● Your goal
Retype every entry exactly, character for character.

● Dataset
==*==

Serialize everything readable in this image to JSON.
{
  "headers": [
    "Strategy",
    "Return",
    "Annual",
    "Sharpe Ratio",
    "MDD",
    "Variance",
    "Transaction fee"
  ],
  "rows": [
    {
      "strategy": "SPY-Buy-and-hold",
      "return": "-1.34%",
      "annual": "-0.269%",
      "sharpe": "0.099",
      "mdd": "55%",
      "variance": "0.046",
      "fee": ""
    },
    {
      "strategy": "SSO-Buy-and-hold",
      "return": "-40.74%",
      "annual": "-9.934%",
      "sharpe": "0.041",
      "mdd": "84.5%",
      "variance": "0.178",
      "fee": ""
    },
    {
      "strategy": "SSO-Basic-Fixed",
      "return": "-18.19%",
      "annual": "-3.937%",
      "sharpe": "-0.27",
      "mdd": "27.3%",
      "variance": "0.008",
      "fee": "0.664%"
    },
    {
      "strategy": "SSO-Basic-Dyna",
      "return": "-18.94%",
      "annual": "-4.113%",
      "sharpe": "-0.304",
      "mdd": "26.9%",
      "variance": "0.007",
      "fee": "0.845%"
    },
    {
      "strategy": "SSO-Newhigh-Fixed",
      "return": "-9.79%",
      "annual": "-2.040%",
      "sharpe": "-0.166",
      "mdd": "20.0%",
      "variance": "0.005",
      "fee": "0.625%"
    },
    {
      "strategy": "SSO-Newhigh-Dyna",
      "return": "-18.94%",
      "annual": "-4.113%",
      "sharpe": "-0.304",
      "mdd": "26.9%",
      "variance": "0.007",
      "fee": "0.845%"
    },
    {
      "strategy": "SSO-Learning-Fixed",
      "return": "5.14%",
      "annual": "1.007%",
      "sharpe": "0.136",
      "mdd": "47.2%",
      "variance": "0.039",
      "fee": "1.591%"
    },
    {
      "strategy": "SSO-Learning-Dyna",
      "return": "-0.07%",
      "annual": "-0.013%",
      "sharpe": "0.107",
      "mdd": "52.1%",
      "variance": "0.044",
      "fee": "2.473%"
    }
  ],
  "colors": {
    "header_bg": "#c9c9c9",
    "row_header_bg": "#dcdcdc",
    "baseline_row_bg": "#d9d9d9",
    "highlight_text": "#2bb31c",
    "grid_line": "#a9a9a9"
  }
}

==*==

● Solved exercise
Serialize everything readable in this image to JSON.
{
  "headers": [
    "Strategy",
    "Return",
    "Annual",
    "Sharpe Ratio",
    "MDD",
    "Variance",
    "Transaction fee"
  ],
  "rows": [
    {
      "strategy": "SPY-Buy-and-hold",
      "return": "-1.34%",
      "annual": "-0.269%",
      "sharpe": "0.099",
      "mdd": "55%",
      "variance": "0.046",
      "fee": ""
    },
    {
      "strategy": "SSO-Buy-and-hold",
      "return": "-40.74%",
      "annual": "-9.934%",
      "sharpe": "0.041",
      "mdd": "84.5%",
      "variance": "0.178",
      "fee": ""
    },
    {
      "strategy": "SSO-Basic-Fixed",
      "return": "-18.19%",
      "annual": "-3.937%",
      "sharpe": "-0.27",
      "mdd": "27.3%",
      "variance": "0.008",
      "fee": "0.664%"
    },
    {
      "strategy": "SSO-Basic-Dyna",
      "return": "-18.94%",
      "annual": "-4.113%",
      "sharpe": "-0.304",
      "mdd": "26.9%",
      "variance": "0.007",
      "fee": "0.845%"
    },
    {
      "strategy": "SSO-Newhigh-Fixed",
      "return": "-9.79%",
      "annual": "-2.040%",
      "sharpe": "-0.166",
      "mdd": "20.0%",
      "variance": "0.005",
      "fee": "0.625%"
    },
    {
      "strategy": "SSO-Newhigh-Dyna",
      "return": "-18.94%",
      "annual": "-4.113%",
      "sharpe": "-0.304",
      "mdd": "26.9%",
      "variance": "0.007",
      "fee": "0.845%"
    },
    {
      "strategy": "SSO-Learning-Fixed",
      "return": "5.14%",
      "annual": "1.007%",
      "sharpe": "0.136",
      "mdd": "47.2%",
      "variance": "0.039",
      "fee": "1.591%"
    },
    {
      "strategy": "SSO-Learning-Dyna",
      "return": "-0.07%",
      "annual": "-0.013%",
      "sharpe": "0.107",
      "mdd": "52.1%",
      "variance": "0.044",
      "fee": "2.473%"
    }
  ],
  "colors": {
    "header_bg": "#c9c9c9",
    "row_header_bg": "#dcdcdc",
    "baseline_row_bg": "#d9d9d9",
    "highlight_text": "#2bb31c",
    "grid_line": "#a9a9a9"
  }
}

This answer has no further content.